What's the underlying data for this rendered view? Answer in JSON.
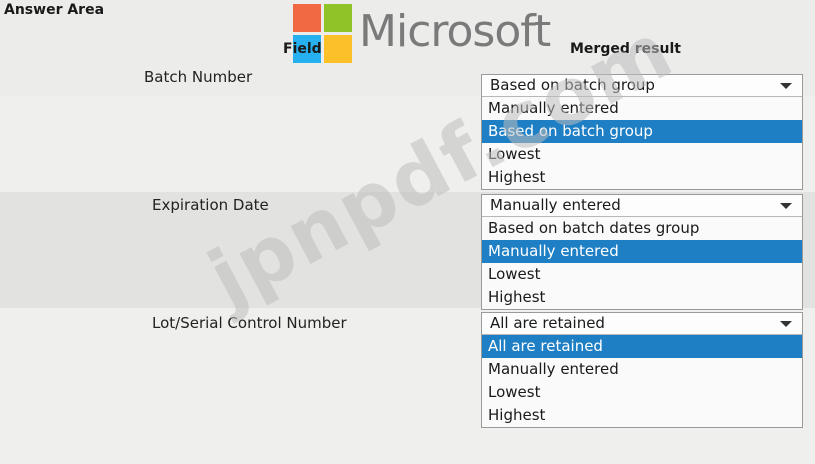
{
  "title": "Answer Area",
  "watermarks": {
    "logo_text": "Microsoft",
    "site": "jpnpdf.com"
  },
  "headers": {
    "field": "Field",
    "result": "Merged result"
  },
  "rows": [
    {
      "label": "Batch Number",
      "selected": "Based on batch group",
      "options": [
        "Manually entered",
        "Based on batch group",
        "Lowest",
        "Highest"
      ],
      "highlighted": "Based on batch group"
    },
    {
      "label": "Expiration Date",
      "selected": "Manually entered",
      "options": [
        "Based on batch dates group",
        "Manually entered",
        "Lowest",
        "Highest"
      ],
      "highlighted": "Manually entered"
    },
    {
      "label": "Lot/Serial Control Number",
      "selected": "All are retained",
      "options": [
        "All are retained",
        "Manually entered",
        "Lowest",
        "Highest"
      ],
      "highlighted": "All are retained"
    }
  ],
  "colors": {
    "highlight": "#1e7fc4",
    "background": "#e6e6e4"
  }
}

==

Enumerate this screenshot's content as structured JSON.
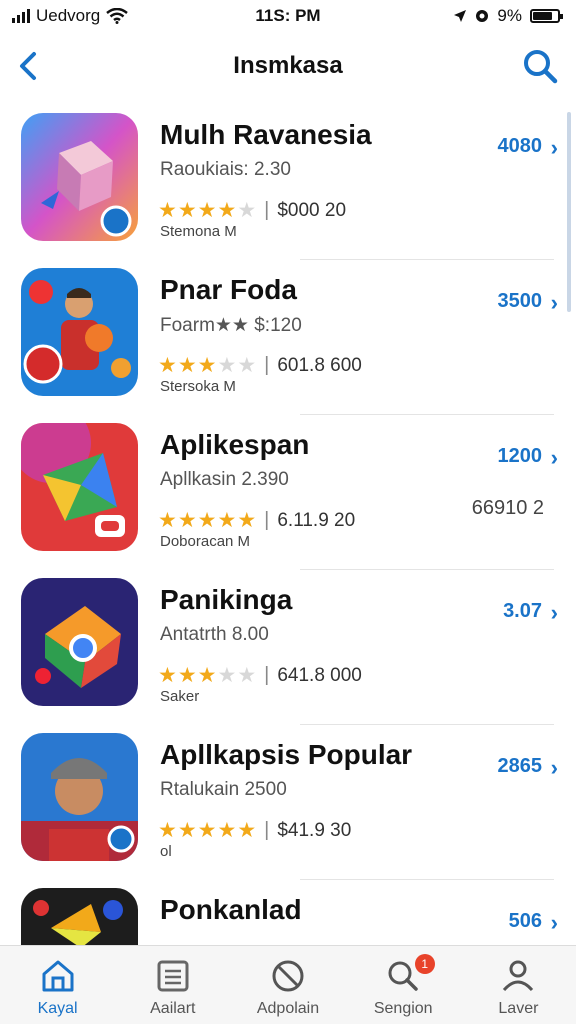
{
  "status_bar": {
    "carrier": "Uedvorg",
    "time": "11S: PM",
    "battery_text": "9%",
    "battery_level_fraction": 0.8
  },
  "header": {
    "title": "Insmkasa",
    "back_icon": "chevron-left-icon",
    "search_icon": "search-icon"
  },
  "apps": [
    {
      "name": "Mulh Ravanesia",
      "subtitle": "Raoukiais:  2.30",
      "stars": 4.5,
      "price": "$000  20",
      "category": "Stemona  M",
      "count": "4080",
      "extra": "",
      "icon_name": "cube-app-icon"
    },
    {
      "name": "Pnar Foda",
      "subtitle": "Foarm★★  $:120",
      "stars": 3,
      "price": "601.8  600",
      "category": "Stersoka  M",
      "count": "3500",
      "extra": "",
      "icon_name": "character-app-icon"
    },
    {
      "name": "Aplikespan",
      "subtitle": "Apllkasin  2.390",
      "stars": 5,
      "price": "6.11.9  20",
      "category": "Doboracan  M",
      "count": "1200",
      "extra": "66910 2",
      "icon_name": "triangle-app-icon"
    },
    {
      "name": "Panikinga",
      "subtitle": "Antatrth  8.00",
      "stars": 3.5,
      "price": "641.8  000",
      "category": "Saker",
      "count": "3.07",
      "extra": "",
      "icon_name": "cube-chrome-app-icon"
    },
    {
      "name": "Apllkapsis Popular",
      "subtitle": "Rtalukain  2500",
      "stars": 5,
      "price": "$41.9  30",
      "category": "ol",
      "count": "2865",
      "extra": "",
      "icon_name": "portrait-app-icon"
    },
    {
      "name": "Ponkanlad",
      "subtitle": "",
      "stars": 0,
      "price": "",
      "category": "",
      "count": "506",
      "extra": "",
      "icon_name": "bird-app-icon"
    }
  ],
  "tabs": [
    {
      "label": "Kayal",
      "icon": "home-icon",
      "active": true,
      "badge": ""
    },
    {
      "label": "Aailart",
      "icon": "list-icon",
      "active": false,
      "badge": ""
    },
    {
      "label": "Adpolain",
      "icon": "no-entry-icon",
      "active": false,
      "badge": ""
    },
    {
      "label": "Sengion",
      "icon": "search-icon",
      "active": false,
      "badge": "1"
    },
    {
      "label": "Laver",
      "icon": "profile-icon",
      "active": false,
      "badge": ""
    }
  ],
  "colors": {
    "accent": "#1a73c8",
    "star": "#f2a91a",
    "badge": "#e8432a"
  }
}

* * *

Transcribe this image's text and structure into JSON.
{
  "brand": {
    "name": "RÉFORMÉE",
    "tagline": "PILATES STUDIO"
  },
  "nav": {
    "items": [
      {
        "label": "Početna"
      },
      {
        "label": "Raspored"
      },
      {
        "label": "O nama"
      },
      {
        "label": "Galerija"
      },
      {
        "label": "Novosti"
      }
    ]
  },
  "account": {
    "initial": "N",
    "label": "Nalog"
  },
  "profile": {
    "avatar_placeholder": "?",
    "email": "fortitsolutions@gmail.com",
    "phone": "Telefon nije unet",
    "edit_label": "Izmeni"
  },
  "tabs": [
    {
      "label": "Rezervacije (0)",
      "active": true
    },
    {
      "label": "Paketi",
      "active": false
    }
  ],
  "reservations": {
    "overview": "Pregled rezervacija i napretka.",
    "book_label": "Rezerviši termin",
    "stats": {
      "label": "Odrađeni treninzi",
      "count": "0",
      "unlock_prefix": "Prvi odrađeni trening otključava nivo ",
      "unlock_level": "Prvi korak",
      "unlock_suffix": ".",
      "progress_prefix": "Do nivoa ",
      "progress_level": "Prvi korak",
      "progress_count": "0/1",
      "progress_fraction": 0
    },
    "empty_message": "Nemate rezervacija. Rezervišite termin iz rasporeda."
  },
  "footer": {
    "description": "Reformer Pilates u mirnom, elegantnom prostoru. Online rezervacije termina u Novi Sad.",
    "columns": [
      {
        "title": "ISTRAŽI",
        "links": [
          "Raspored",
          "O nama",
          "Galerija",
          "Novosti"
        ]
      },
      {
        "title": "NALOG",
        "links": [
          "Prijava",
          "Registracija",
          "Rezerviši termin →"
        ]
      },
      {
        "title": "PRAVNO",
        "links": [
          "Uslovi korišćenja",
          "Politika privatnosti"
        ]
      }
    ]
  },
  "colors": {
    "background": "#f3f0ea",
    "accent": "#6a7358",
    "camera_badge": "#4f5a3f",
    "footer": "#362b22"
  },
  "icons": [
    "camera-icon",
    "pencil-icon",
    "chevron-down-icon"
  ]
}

- EXERCISE PROMPT
Show every line above in which the word "Answer" occurs.

- TASK SOLUTION
What's the underlying data for this rendered view? Answer in JSON.
  "title": "Answer Area",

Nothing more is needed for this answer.